→ TASK DETAILS
Before you finish, make sure every line below has been written out exactly.

→ RECORDS FOR THE EXERCISE
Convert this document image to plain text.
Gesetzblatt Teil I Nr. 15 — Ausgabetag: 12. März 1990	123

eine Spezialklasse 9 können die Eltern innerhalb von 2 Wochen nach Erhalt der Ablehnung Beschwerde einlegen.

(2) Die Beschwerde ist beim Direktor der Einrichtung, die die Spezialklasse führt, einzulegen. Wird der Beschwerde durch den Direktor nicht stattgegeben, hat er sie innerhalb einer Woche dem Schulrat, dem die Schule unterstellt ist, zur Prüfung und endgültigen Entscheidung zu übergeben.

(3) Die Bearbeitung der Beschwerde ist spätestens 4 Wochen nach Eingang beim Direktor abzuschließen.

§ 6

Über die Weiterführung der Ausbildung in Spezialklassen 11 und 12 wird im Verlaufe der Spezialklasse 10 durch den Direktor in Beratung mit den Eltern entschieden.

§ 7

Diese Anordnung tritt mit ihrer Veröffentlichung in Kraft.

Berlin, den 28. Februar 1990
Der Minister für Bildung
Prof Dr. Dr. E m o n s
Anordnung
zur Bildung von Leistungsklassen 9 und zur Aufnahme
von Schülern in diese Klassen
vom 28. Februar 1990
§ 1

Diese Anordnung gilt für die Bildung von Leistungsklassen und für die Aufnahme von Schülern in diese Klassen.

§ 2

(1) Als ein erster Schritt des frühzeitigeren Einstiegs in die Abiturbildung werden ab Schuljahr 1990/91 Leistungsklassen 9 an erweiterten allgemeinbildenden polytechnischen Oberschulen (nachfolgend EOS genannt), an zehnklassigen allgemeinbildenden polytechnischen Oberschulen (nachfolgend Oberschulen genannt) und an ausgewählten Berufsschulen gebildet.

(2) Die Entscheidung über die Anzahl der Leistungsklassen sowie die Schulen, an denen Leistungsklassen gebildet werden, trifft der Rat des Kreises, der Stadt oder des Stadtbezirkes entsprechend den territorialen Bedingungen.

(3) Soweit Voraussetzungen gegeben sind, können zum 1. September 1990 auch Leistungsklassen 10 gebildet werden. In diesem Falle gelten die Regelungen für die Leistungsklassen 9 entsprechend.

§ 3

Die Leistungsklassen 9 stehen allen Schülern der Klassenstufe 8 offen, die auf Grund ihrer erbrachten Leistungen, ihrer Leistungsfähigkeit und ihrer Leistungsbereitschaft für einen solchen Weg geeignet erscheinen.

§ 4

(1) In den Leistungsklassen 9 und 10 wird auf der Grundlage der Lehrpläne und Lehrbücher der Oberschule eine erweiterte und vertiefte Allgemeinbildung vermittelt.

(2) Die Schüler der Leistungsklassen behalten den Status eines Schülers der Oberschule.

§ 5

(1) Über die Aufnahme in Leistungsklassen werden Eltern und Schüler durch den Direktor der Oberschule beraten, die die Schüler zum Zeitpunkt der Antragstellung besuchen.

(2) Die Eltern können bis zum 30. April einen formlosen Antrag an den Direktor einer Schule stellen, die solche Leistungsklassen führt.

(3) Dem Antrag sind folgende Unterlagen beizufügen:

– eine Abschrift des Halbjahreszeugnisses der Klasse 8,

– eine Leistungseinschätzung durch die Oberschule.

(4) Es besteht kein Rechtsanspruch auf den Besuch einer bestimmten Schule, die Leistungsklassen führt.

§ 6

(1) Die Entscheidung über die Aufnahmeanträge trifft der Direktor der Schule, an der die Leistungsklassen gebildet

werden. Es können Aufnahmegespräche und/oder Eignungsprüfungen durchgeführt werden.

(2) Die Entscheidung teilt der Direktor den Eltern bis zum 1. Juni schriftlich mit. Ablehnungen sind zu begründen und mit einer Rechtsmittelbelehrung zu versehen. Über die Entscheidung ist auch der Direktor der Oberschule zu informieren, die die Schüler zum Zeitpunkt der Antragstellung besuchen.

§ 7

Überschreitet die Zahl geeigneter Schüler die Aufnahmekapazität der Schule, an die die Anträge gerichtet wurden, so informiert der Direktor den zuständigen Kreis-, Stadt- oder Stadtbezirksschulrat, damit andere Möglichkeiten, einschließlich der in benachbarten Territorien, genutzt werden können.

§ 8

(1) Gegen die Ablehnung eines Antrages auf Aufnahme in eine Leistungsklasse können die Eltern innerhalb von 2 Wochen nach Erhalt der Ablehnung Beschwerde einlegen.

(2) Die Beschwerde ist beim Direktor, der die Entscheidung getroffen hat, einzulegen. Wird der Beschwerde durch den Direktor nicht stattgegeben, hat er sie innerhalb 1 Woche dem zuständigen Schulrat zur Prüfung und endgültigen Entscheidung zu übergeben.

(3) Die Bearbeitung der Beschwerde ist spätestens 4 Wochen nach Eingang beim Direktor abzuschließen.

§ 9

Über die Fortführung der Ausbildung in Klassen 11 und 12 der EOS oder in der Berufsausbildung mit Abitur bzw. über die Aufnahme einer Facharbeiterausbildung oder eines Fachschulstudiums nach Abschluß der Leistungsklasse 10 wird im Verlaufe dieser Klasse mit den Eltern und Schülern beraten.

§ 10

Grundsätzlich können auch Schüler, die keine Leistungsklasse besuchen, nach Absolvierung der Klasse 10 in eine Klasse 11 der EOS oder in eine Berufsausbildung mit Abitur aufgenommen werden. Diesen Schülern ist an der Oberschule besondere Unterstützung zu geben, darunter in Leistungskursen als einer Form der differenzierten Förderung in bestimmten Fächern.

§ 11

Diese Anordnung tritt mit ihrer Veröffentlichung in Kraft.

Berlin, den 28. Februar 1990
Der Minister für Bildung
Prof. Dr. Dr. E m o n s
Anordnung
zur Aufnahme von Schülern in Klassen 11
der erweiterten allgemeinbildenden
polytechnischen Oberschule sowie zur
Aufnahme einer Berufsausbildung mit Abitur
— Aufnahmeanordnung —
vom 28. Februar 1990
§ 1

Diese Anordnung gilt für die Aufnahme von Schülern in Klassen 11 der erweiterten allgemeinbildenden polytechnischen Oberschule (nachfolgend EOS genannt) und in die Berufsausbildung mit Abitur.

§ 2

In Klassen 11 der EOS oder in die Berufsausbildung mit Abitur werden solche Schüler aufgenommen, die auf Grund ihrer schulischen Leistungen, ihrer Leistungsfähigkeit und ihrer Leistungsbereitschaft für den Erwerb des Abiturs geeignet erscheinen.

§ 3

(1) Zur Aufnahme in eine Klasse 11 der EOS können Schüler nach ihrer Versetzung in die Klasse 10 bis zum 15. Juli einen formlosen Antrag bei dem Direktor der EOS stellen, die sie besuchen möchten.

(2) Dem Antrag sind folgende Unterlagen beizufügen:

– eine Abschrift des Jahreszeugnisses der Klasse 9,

→ REPLY
Convert this document image to plain text.
Gesetzblatt Teil I Nr. 15 — Ausgabetag: 12. März 1990	123

eine Spezialklasse 9 können die Eltern innerhalb von 2 Wochen nach Erhalt der Ablehnung Beschwerde einlegen.

(2) Die Beschwerde ist beim Direktor der Einrichtung, die die Spezialklasse führt, einzulegen. Wird der Beschwerde durch den Direktor nicht stattgegeben, hat er sie innerhalb einer Woche dem Schulrat, dem die Schule unterstellt ist, zur Prüfung und endgültigen Entscheidung zu übergeben.

(3) Die Bearbeitung der Beschwerde ist spätestens 4 Wochen nach Eingang beim Direktor abzuschließen.

§ 6

Über die Weiterführung der Ausbildung in Spezialklassen 11 und 12 wird im Verlaufe der Spezialklasse 10 durch den Direktor in Beratung mit den Eltern entschieden.

§ 7

Diese Anordnung tritt mit ihrer Veröffentlichung in Kraft.

Berlin, den 28. Februar 1990
Der Minister für Bildung
Prof Dr. Dr. E m o n s
Anordnung
zur Bildung von Leistungsklassen 9 und zur Aufnahme
von Schülern in diese Klassen
vom 28. Februar 1990
§ 1

Diese Anordnung gilt für die Bildung von Leistungsklassen und für die Aufnahme von Schülern in diese Klassen.

§ 2

(1) Als ein erster Schritt des frühzeitigeren Einstiegs in die Abiturbildung werden ab Schuljahr 1990/91 Leistungsklassen 9 an erweiterten allgemeinbildenden polytechnischen Oberschulen (nachfolgend EOS genannt), an zehnklassigen allgemeinbildenden polytechnischen Oberschulen (nachfolgend Oberschulen genannt) und an ausgewählten Berufsschulen gebildet.

(2) Die Entscheidung über die Anzahl der Leistungsklassen sowie die Schulen, an denen Leistungsklassen gebildet werden, trifft der Rat des Kreises, der Stadt oder des Stadtbezirkes entsprechend den territorialen Bedingungen.

(3) Soweit Voraussetzungen gegeben sind, können zum 1. September 1990 auch Leistungsklassen 10 gebildet werden. In diesem Falle gelten die Regelungen für die Leistungsklassen 9 entsprechend.

§ 3

Die Leistungsklassen 9 stehen allen Schülern der Klassenstufe 8 offen, die auf Grund ihrer erbrachten Leistungen, ihrer Leistungsfähigkeit und ihrer Leistungsbereitschaft für einen solchen Weg geeignet erscheinen.

§ 4

(1) In den Leistungsklassen 9 und 10 wird auf der Grundlage der Lehrpläne und Lehrbücher der Oberschule eine erweiterte und vertiefte Allgemeinbildung vermittelt.

(2) Die Schüler der Leistungsklassen behalten den Status eines Schülers der Oberschule.

§ 5

(1) Über die Aufnahme in Leistungsklassen werden Eltern und Schüler durch den Direktor der Oberschule beraten, die die Schüler zum Zeitpunkt der Antragstellung besuchen.

(2) Die Eltern können bis zum 30. April einen formlosen Antrag an den Direktor einer Schule stellen, die solche Leistungsklassen führt.

(3) Dem Antrag sind folgende Unterlagen beizufügen:

– eine Abschrift des Halbjahreszeugnisses der Klasse 8,

– eine Leistungseinschätzung durch die Oberschule.

(4) Es besteht kein Rechtsanspruch auf den Besuch einer bestimmten Schule, die Leistungsklassen führt.

§ 6

(1) Die Entscheidung über die Aufnahmeanträge trifft der Direktor der Schule, an der die Leistungsklassen gebildet

werden. Es können Aufnahmegespräche und/oder Eignungsprüfungen durchgeführt werden.

(2) Die Entscheidung teilt der Direktor den Eltern bis zum 1. Juni schriftlich mit. Ablehnungen sind zu begründen und mit einer Rechtsmittelbelehrung zu versehen. Über die Entscheidung ist auch der Direktor der Oberschule zu informieren, die die Schüler zum Zeitpunkt der Antragstellung besuchen.

§ 7

Überschreitet die Zahl geeigneter Schüler die Aufnahmekapazität der Schule, an die die Anträge gerichtet wurden, so informiert der Direktor den zuständigen Kreis-, Stadt- oder Stadtbezirksschulrat, damit andere Möglichkeiten, einschließlich der in benachbarten Territorien, genutzt werden können.

§ 8

(1) Gegen die Ablehnung eines Antrages auf Aufnahme in eine Leistungsklasse können die Eltern innerhalb von 2 Wochen nach Erhalt der Ablehnung Beschwerde einlegen.

(2) Die Beschwerde ist beim Direktor, der die Entscheidung getroffen hat, einzulegen. Wird der Beschwerde durch den Direktor nicht stattgegeben, hat er sie innerhalb 1 Woche dem zuständigen Schulrat zur Prüfung und endgültigen Entscheidung zu übergeben.

(3) Die Bearbeitung der Beschwerde ist spätestens 4 Wochen nach Eingang beim Direktor abzuschließen.

§ 9

Über die Fortführung der Ausbildung in Klassen 11 und 12 der EOS oder in der Berufsausbildung mit Abitur bzw. über die Aufnahme einer Facharbeiterausbildung oder eines Fachschulstudiums nach Abschluß der Leistungsklasse 10 wird im Verlaufe dieser Klasse mit den Eltern und Schülern beraten.

§ 10

Grundsätzlich können auch Schüler, die keine Leistungsklasse besuchen, nach Absolvierung der Klasse 10 in eine Klasse 11 der EOS oder in eine Berufsausbildung mit Abitur aufgenommen werden. Diesen Schülern ist an der Oberschule besondere Unterstützung zu geben, darunter in Leistungskursen als einer Form der differenzierten Förderung in bestimmten Fächern.

§ 11

Diese Anordnung tritt mit ihrer Veröffentlichung in Kraft.

Berlin, den 28. Februar 1990
Der Minister für Bildung
Prof. Dr. Dr. E m o n s
Anordnung
zur Aufnahme von Schülern in Klassen 11
der erweiterten allgemeinbildenden
polytechnischen Oberschule sowie zur
Aufnahme einer Berufsausbildung mit Abitur
— Aufnahmeanordnung —
vom 28. Februar 1990
§ 1

Diese Anordnung gilt für die Aufnahme von Schülern in Klassen 11 der erweiterten allgemeinbildenden polytechnischen Oberschule (nachfolgend EOS genannt) und in die Berufsausbildung mit Abitur.

§ 2

In Klassen 11 der EOS oder in die Berufsausbildung mit Abitur werden solche Schüler aufgenommen, die auf Grund ihrer schulischen Leistungen, ihrer Leistungsfähigkeit und ihrer Leistungsbereitschaft für den Erwerb des Abiturs geeignet erscheinen.

§ 3

(1) Zur Aufnahme in eine Klasse 11 der EOS können Schüler nach ihrer Versetzung in die Klasse 10 bis zum 15. Juli einen formlosen Antrag bei dem Direktor der EOS stellen, die sie besuchen möchten.

(2) Dem Antrag sind folgende Unterlagen beizufügen:

– eine Abschrift des Jahreszeugnisses der Klasse 9,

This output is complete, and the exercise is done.